--- START ---
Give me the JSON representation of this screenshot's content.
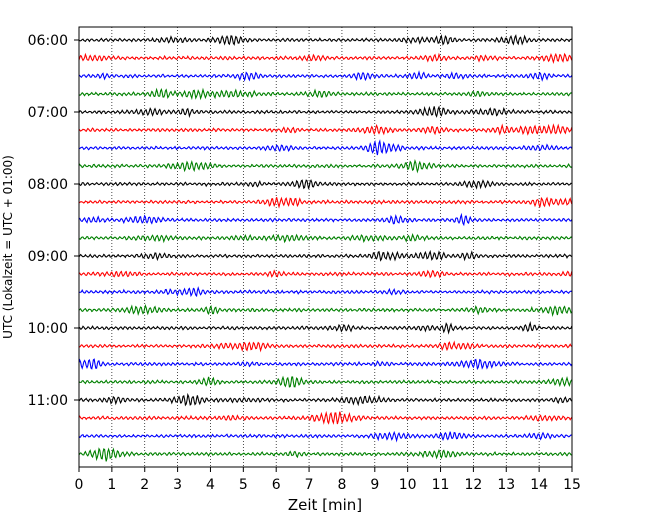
{
  "chart_data": {
    "type": "line",
    "title": "",
    "xlabel": "Zeit  [min]",
    "ylabel": "UTC (Lokalzeit = UTC + 01:00)",
    "xlim": [
      0,
      15
    ],
    "x_ticks": [
      "0",
      "1",
      "2",
      "3",
      "4",
      "5",
      "6",
      "7",
      "8",
      "9",
      "10",
      "11",
      "12",
      "13",
      "14",
      "15"
    ],
    "y_ticks": [
      "06:00",
      "07:00",
      "08:00",
      "09:00",
      "10:00",
      "11:00"
    ],
    "trace_start": "06:00",
    "trace_end": "11:45",
    "trace_interval_min": 15,
    "trace_count": 24,
    "trace_colors": [
      "#000000",
      "#ff0000",
      "#0000ff",
      "#008000"
    ],
    "grid": "vertical dotted at each minute",
    "legend": "none"
  }
}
--- END ---
▸ **EXERCISE DIRECTIONS**
Without the pictures, print the records in full, exactly as they appear.

▸ **SOLVED EXERCISE**
Give me the JSON representation of this screenshot's content.
{
  "chart_data": {
    "type": "line",
    "title": "",
    "xlabel": "Zeit  [min]",
    "ylabel": "UTC (Lokalzeit = UTC + 01:00)",
    "xlim": [
      0,
      15
    ],
    "x_ticks": [
      "0",
      "1",
      "2",
      "3",
      "4",
      "5",
      "6",
      "7",
      "8",
      "9",
      "10",
      "11",
      "12",
      "13",
      "14",
      "15"
    ],
    "y_ticks": [
      "06:00",
      "07:00",
      "08:00",
      "09:00",
      "10:00",
      "11:00"
    ],
    "trace_start": "06:00",
    "trace_end": "11:45",
    "trace_interval_min": 15,
    "trace_count": 24,
    "trace_colors": [
      "#000000",
      "#ff0000",
      "#0000ff",
      "#008000"
    ],
    "grid": "vertical dotted at each minute",
    "legend": "none"
  }
}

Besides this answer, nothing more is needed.